(Directions for this task) In the data below, find every line that has the string "rest", and copy it.

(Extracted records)

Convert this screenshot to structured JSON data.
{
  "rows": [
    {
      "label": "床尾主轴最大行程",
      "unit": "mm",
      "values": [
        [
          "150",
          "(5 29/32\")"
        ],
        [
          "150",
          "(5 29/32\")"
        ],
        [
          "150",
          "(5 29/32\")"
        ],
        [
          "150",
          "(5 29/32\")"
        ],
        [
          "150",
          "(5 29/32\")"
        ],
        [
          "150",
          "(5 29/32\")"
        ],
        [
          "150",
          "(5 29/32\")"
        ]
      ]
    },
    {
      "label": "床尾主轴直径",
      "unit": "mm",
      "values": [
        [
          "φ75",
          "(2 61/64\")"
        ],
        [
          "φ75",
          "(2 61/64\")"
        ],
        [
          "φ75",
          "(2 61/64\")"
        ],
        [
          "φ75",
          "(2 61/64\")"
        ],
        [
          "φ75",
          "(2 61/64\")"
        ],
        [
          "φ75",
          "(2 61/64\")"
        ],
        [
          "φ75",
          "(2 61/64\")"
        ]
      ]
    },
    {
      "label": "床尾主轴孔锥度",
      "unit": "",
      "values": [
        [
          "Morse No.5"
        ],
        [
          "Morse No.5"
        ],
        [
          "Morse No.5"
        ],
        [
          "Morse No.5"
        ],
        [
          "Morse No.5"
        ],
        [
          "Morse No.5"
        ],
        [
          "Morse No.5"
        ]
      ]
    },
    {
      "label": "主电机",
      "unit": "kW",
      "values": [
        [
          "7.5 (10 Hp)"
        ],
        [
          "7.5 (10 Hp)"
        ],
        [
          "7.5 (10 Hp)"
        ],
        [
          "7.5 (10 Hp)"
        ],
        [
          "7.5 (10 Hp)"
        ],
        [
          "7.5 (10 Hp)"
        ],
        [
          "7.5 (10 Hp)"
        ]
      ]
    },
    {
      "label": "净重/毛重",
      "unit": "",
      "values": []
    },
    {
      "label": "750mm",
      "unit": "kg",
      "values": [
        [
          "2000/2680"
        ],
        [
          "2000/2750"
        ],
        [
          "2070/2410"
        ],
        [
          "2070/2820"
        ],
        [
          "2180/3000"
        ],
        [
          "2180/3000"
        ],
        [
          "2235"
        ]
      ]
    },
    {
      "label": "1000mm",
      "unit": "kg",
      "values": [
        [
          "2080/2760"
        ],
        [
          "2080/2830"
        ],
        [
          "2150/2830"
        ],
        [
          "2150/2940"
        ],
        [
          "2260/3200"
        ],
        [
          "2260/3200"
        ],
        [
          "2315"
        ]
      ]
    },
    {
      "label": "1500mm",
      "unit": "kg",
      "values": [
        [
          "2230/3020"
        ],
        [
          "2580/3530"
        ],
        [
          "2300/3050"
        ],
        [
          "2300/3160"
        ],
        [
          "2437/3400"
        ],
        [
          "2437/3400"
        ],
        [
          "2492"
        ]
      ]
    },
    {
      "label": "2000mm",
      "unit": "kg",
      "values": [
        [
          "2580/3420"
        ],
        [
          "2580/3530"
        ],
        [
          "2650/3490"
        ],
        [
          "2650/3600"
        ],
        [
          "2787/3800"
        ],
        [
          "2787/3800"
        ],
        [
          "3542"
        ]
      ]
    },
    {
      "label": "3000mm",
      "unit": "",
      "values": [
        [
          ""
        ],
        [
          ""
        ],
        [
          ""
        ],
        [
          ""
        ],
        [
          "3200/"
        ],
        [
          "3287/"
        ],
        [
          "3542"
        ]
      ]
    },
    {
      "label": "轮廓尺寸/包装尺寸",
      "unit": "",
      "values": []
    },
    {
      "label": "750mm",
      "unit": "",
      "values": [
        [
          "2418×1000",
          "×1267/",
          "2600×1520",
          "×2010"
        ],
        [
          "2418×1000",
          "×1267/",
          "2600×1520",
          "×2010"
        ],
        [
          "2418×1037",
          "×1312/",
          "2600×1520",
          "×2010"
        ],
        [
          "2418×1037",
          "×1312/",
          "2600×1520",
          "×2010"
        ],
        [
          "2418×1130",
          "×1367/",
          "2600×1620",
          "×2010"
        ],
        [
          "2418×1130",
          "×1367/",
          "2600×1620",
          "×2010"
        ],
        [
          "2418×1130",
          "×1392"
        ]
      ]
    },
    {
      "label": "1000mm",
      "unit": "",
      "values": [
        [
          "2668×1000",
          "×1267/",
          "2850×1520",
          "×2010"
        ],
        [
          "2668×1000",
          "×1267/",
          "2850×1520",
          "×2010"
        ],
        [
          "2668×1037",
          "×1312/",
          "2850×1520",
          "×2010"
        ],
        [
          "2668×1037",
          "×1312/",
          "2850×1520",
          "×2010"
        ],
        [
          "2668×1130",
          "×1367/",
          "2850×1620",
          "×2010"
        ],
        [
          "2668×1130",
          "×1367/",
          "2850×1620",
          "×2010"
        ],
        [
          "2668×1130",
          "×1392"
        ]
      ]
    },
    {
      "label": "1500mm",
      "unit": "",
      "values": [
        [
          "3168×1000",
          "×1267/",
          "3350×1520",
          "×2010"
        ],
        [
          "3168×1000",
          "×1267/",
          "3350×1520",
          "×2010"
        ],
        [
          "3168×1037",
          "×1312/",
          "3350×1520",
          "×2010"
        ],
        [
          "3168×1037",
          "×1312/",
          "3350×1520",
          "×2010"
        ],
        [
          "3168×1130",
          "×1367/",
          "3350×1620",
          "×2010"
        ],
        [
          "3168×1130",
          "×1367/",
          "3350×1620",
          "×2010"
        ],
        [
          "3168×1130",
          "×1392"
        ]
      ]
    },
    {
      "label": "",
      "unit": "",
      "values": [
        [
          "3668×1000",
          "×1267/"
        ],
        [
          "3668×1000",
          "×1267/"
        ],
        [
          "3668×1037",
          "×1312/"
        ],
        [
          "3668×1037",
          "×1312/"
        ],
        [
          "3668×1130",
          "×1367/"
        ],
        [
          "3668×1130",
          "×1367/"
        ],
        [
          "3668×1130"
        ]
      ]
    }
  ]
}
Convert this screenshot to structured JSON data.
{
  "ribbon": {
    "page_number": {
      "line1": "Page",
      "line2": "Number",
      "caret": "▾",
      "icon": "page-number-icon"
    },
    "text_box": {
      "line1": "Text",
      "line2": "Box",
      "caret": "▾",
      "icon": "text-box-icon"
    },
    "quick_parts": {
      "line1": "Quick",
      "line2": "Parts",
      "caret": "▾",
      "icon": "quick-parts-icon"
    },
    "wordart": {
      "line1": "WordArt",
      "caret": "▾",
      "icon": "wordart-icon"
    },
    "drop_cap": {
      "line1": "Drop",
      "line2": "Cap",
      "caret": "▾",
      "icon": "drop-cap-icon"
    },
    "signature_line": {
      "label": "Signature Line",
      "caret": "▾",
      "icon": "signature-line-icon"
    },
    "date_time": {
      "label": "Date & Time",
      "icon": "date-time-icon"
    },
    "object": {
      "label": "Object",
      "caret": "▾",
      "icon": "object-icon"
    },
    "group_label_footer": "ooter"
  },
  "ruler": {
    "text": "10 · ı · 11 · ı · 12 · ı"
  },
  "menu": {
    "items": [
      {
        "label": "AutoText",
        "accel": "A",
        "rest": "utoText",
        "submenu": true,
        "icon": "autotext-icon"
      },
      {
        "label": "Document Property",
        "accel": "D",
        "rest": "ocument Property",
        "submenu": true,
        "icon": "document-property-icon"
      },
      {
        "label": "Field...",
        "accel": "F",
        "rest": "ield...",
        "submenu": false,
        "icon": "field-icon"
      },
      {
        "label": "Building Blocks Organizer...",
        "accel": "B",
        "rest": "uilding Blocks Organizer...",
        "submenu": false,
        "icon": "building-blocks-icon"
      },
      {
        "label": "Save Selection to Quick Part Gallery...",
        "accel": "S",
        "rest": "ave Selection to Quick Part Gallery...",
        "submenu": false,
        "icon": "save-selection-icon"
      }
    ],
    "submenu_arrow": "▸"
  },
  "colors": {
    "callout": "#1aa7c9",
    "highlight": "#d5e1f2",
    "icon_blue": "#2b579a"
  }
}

(Finished answer)
        "rest": "utoText",
        "rest": "ocument Property",
        "rest": "ield...",
        "rest": "uilding Blocks Organizer...",
        "rest": "ave Selection to Quick Part Gallery...",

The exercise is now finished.